## [Description of the task]
Only a number is wanted: how many lines in the records below contain "module"?

## [Given entries]

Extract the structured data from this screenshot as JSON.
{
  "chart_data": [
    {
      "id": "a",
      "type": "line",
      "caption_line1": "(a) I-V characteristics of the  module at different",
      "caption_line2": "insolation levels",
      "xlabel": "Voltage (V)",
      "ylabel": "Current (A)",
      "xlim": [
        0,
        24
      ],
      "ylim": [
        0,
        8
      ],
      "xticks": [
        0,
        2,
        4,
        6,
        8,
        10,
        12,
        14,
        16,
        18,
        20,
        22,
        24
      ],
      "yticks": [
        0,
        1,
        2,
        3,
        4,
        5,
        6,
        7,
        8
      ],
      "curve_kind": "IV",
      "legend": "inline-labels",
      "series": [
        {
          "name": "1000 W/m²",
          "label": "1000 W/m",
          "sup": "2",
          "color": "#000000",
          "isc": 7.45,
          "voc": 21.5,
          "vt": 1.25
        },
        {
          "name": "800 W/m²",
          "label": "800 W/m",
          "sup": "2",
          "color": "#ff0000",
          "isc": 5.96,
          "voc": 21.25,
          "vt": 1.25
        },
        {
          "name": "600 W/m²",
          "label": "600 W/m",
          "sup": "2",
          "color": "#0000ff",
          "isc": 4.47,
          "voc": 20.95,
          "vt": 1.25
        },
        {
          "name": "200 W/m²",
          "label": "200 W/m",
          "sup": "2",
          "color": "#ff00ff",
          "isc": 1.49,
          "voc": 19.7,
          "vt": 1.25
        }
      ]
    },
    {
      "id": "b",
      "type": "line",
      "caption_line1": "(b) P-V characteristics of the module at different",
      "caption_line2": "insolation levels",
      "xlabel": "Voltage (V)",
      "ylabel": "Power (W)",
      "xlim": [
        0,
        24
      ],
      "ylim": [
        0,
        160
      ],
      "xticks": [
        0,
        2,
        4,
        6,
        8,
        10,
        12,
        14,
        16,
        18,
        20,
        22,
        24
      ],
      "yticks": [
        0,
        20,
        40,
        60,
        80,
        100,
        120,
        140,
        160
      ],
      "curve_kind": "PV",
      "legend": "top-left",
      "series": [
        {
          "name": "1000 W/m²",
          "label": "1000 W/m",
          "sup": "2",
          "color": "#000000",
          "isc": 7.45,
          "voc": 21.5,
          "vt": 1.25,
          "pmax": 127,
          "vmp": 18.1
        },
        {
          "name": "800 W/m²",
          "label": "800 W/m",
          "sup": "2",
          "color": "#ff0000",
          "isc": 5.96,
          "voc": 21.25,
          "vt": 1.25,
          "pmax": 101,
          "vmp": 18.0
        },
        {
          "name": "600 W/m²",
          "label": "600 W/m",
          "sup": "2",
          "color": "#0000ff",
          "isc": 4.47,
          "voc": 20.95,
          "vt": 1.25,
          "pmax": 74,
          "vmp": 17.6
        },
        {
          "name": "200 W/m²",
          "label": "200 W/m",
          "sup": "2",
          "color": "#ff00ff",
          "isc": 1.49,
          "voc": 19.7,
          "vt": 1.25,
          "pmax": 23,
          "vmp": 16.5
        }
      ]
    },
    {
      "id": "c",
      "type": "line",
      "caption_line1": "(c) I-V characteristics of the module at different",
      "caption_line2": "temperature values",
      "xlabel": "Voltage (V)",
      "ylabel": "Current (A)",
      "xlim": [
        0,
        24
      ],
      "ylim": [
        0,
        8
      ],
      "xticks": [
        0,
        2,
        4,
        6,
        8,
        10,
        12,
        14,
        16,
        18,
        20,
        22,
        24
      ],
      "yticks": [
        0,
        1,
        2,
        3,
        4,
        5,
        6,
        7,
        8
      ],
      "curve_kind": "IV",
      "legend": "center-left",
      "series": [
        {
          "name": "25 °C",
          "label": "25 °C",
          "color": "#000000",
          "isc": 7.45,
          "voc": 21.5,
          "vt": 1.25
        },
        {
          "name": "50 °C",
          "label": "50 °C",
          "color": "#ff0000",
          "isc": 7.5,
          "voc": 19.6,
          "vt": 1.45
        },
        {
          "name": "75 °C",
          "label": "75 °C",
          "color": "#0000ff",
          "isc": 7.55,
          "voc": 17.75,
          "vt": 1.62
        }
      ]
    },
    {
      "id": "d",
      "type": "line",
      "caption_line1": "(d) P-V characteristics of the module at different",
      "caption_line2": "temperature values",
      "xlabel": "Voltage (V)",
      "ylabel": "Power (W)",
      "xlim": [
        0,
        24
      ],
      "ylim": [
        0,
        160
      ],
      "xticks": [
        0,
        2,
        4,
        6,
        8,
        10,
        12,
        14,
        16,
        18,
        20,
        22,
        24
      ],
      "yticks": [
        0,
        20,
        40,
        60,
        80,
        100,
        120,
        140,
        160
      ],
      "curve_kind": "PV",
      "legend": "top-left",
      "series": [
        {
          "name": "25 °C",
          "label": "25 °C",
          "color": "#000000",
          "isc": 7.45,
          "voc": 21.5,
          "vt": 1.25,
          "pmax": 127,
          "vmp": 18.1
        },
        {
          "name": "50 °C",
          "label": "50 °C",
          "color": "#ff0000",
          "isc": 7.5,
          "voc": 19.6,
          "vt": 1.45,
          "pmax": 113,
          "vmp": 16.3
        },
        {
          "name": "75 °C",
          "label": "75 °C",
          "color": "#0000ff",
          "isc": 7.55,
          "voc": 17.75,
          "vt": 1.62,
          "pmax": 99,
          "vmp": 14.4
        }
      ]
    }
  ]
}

## [Exercise result]
4